• The task: Narrow the data below down to the lines containing "title".

Excerpts from a figure dataset
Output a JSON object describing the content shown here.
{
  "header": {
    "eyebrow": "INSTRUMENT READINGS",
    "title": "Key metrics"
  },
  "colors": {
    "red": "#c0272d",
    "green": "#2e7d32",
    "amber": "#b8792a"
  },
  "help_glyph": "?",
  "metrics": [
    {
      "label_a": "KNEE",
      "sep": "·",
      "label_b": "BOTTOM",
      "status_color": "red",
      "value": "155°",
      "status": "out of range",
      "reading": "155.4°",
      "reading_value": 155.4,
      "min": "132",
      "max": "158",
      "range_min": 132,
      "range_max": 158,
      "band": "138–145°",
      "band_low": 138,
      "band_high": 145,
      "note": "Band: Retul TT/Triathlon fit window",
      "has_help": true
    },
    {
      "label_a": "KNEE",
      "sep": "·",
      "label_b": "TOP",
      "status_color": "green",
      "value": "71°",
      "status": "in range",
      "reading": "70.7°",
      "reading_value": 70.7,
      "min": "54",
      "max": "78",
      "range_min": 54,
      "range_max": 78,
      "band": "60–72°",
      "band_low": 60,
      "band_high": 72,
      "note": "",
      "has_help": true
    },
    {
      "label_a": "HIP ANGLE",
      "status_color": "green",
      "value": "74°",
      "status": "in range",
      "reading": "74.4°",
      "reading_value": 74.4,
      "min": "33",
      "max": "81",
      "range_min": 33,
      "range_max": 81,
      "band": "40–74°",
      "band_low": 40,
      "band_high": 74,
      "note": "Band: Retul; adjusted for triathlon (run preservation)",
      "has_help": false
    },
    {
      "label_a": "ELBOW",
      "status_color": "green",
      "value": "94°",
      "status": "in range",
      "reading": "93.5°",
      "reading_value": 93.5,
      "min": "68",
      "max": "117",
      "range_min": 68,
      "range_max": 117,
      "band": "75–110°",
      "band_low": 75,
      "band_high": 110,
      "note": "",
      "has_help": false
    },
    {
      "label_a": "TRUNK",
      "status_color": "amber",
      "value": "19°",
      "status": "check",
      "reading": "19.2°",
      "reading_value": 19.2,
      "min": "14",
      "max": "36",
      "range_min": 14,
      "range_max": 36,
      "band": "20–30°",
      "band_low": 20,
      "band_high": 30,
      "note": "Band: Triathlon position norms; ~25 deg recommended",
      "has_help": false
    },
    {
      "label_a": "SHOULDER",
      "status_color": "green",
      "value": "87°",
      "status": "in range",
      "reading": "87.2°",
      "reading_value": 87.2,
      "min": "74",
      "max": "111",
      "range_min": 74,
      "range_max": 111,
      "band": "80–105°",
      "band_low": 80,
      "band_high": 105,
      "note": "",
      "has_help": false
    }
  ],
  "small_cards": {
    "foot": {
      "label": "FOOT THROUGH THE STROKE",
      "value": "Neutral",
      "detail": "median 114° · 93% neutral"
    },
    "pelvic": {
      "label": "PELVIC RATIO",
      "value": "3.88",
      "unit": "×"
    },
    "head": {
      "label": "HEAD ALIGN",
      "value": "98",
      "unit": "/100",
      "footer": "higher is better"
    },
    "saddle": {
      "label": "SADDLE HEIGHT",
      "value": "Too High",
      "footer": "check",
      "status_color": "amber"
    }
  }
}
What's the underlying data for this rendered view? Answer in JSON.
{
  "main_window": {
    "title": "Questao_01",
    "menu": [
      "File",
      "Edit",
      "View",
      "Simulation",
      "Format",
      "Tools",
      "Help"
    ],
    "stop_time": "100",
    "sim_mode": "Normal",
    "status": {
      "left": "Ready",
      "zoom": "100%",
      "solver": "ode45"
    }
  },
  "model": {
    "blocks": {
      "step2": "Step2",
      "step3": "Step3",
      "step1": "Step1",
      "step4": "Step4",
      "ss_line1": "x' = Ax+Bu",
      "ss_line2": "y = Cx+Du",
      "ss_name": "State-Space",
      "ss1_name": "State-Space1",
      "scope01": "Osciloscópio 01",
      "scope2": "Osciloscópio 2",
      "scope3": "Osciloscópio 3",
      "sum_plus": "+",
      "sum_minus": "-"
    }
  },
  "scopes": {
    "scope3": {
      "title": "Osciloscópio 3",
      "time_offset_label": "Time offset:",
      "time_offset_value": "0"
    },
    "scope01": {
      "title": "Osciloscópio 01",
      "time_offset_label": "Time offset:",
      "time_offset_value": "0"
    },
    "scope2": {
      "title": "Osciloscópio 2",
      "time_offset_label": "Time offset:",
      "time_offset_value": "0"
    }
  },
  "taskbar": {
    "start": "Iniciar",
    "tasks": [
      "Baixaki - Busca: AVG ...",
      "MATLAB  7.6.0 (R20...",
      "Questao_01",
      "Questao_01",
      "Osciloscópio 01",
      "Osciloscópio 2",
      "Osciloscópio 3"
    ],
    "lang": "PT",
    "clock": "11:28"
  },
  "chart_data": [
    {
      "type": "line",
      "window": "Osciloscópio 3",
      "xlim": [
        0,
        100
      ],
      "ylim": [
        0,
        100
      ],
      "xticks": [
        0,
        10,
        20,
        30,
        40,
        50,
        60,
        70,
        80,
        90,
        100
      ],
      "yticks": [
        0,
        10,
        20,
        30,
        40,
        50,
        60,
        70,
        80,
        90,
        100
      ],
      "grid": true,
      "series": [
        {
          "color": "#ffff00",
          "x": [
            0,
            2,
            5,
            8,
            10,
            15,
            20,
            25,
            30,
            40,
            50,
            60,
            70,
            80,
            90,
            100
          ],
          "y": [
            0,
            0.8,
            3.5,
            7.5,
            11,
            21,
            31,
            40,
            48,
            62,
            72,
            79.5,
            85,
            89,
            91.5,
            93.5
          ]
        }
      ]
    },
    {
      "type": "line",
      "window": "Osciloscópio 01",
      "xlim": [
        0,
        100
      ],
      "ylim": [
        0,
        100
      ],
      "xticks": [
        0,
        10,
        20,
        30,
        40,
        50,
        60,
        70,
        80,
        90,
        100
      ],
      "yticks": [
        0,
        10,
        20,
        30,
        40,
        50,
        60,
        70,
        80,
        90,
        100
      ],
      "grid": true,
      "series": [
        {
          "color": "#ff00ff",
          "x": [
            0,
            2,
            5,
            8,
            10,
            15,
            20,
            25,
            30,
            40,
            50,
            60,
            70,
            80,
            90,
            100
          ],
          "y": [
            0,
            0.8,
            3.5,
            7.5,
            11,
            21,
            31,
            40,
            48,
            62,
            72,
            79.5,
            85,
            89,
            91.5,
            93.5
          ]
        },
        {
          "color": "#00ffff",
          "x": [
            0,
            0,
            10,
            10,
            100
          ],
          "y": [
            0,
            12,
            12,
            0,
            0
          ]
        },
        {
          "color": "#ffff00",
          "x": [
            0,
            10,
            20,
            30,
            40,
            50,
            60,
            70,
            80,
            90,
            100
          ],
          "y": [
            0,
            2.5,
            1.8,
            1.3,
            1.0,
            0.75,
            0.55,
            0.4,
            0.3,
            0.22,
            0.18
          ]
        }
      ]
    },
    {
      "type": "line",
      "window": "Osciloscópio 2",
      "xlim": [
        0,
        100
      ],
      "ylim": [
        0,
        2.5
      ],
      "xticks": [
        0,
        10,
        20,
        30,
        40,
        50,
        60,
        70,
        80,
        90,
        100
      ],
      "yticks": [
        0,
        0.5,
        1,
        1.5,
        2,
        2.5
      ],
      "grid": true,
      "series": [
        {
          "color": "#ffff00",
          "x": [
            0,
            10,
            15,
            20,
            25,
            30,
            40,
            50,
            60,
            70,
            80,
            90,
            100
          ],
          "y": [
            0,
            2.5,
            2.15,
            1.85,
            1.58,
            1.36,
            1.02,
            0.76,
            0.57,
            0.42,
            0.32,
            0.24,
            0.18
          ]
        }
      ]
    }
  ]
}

• Result for this task:
    "title": "Key metrics"
    "title": "Questao_01",
      "title": "Osciloscópio 3",
      "title": "Osciloscópio 01",
      "title": "Osciloscópio 2",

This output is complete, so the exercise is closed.